WHAT IS BEING ASKED: Would you write out the listing verbatim and skip every picture in it?
--- start RECORDS FOR PROCESSING ---
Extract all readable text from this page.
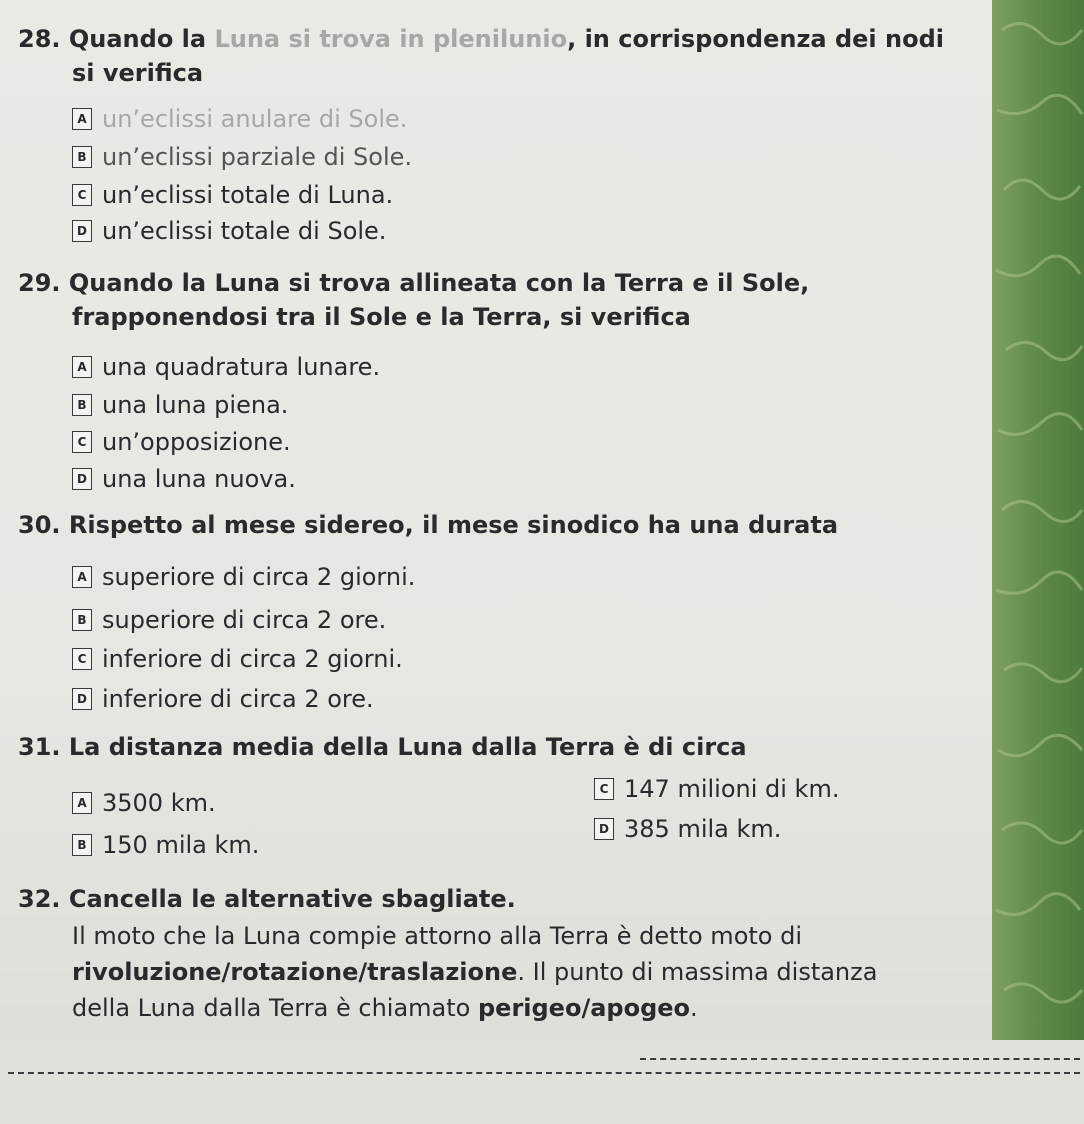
28. Quando la Luna si trova in plenilunio, in corrispondenza dei nodi
si verifica
A un’eclissi anulare di Sole.
B un’eclissi parziale di Sole.
C un’eclissi totale di Luna.
D un’eclissi totale di Sole.
29. Quando la Luna si trova allineata con la Terra e il Sole,
frapponendosi tra il Sole e la Terra, si verifica
A una quadratura lunare.
B una luna piena.
C un’opposizione.
D una luna nuova.
30. Rispetto al mese sidereo, il mese sinodico ha una durata
A superiore di circa 2 giorni.
B superiore di circa 2 ore.
C inferiore di circa 2 giorni.
D inferiore di circa 2 ore.
31. La distanza media della Luna dalla Terra è di circa
A 3500 km.
B 150 mila km.
C 147 milioni di km.
D 385 mila km.
32. Cancella le alternative sbagliate.
Il moto che la Luna compie attorno alla Terra è detto moto di
rivoluzione/rotazione/traslazione. Il punto di massima distanza
della Luna dalla Terra è chiamato perigeo/apogeo.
--- end RECORDS FOR PROCESSING ---
RESPONSE TO THIS TASK:
Extract all readable text from this page.
28. Quando la Luna si trova in plenilunio, in corrispondenza dei nodi
si verifica
A un’eclissi anulare di Sole.
B un’eclissi parziale di Sole.
C un’eclissi totale di Luna.
D un’eclissi totale di Sole.
29. Quando la Luna si trova allineata con la Terra e il Sole,
frapponendosi tra il Sole e la Terra, si verifica
A una quadratura lunare.
B una luna piena.
C un’opposizione.
D una luna nuova.
30. Rispetto al mese sidereo, il mese sinodico ha una durata
A superiore di circa 2 giorni.
B superiore di circa 2 ore.
C inferiore di circa 2 giorni.
D inferiore di circa 2 ore.
31. La distanza media della Luna dalla Terra è di circa
A 3500 km.
B 150 mila km.
C 147 milioni di km.
D 385 mila km.
32. Cancella le alternative sbagliate.
Il moto che la Luna compie attorno alla Terra è detto moto di
rivoluzione/rotazione/traslazione. Il punto di massima distanza
della Luna dalla Terra è chiamato perigeo/apogeo.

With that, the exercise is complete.